Give the number of lines holding the string "أيها", and nothing else.

───── Rows ─────

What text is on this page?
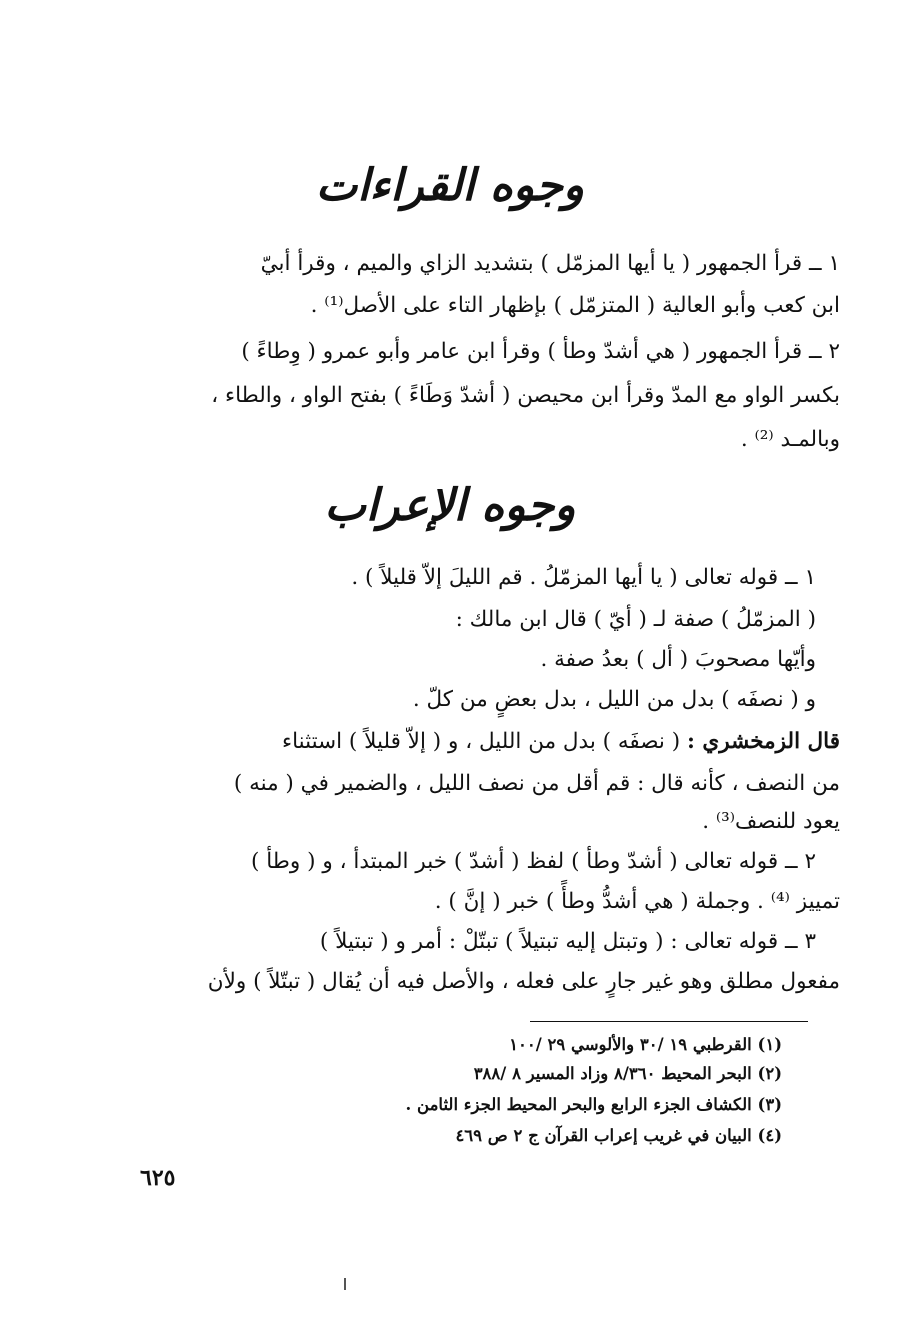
وجوه القراءات
١ ــ قرأ الجمهور ( يا أيها المزمّل ) بتشديد الزاي والميم ، وقرأ أبيّ
ابن كعب وأبو العالية ( المتزمّل ) بإظهار التاء على الأصل⁽¹⁾ .
٢ ــ قرأ الجمهور ( هي أشدّ وطأ ) وقرأ ابن عامر وأبو عمرو ( وِطاءً )
بكسر الواو مع المدّ وقرأ ابن محيصن ( أشدّ وَطَاءً ) بفتح الواو ، والطاء ،
وبالمـد ⁽²⁾ .
وجوه الإعراب
١ ــ قوله تعالى ( يا أيها المزمّلُ . قم الليلَ إلاّ قليلاً ) .
( المزمّلُ ) صفة لـ ( أيّ ) قال ابن مالك :
وأيّها مصحوبَ ( أل ) بعدُ صفة .
و ( نصفَه ) بدل من الليل ، بدل بعضٍ من كلّ .
قال الزمخشري : ( نصفَه ) بدل من الليل ، و ( إلاّ قليلاً ) استثناء
من النصف ، كأنه قال : قم أقل من نصف الليل ، والضمير في ( منه )
يعود للنصف⁽³⁾ .
٢ ــ قوله تعالى ( أشدّ وطأ ) لفظ ( أشدّ ) خبر المبتدأ ، و ( وطأ )
تمييز ⁽⁴⁾ . وجملة ( هي أشدُّ وطأً ) خبر ( إنَّ ) .
٣ ــ قوله تعالى : ( وتبتل إليه تبتيلاً ) تبتّلْ : أمر و ( تبتيلاً )
مفعول مطلق وهو غير جارٍ على فعله ، والأصل فيه أن يُقال ( تبتّلاً ) ولأن
(١) القرطبي ١٩ /٣٠ والألوسي ٢٩ /١٠٠
(٢) البحر المحيط ٨/٣٦٠ وزاد المسير ٨ /٣٨٨
(٣) الكشاف الجزء الرابع والبحر المحيط الجزء الثامن .
(٤) البيان في غريب إعراب القرآن ج ٢ ص ٤٦٩
٦٢٥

─────

Result:
2